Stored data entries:

######

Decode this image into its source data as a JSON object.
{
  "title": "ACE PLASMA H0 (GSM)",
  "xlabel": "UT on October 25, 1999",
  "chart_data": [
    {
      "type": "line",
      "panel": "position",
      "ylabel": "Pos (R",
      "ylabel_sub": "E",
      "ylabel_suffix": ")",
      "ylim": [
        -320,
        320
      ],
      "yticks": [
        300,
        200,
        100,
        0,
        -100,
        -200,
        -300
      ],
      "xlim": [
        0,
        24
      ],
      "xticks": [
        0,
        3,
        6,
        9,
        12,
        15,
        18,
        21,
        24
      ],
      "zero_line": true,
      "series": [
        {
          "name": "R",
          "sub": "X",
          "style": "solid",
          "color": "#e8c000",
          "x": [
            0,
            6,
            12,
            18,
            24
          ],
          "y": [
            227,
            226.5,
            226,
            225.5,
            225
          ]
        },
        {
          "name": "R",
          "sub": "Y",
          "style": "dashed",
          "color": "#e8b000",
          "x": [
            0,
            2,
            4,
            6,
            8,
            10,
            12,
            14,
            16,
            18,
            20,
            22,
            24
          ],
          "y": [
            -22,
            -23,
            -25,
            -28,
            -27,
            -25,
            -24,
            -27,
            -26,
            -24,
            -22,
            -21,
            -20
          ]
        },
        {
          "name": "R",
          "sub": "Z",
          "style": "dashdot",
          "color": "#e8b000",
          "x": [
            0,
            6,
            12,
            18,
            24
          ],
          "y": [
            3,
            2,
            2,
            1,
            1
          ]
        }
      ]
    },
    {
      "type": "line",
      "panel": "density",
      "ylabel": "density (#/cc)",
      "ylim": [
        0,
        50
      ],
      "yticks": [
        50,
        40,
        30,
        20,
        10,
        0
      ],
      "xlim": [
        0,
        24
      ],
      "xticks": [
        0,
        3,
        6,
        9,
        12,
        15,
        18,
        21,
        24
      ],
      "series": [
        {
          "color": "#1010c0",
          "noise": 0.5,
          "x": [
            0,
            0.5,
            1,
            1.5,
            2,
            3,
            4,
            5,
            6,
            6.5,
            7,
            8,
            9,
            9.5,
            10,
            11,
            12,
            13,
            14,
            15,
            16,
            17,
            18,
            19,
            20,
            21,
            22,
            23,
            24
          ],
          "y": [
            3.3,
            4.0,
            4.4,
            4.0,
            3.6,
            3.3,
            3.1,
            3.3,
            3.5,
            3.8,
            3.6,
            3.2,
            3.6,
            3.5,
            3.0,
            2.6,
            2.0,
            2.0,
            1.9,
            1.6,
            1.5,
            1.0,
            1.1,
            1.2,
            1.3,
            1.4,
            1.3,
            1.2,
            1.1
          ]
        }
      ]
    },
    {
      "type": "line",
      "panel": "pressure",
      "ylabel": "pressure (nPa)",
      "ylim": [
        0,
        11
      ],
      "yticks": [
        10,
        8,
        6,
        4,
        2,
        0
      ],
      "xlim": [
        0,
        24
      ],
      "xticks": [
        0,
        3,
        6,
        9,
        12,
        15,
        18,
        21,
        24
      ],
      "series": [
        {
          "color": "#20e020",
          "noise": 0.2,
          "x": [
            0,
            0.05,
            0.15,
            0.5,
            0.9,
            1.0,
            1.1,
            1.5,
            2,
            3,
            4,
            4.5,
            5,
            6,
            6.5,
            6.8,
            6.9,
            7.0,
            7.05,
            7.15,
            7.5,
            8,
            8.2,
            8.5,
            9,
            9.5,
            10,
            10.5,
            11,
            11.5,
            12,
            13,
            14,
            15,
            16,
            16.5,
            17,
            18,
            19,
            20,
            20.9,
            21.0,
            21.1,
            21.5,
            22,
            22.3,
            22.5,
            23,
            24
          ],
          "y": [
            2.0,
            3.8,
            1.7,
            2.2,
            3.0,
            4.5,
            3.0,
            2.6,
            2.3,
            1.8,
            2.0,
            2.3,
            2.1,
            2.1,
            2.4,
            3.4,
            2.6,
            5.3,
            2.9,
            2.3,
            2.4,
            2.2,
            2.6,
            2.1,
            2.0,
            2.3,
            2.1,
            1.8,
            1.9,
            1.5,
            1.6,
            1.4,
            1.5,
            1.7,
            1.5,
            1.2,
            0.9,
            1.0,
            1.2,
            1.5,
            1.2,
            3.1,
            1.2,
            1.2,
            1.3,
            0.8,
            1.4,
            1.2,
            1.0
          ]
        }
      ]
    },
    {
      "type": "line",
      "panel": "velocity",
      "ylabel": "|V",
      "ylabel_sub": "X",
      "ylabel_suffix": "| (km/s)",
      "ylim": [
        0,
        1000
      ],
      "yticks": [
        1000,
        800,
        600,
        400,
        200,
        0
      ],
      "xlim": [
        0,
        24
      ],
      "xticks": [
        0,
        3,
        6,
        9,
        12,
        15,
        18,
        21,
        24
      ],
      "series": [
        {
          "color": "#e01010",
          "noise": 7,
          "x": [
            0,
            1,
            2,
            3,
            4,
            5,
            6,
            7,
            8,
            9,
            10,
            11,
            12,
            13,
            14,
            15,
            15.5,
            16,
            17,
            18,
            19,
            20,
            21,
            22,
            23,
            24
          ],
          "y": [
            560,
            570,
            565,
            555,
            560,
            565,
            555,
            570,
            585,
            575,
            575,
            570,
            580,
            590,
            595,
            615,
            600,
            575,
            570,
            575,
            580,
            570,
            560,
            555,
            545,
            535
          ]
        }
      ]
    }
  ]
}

######

GOAL » Go through the listing above and pull out each line containing the word "panel".

TASK ANSWER »
      "panel": "position",
      "panel": "density",
      "panel": "pressure",
      "panel": "velocity",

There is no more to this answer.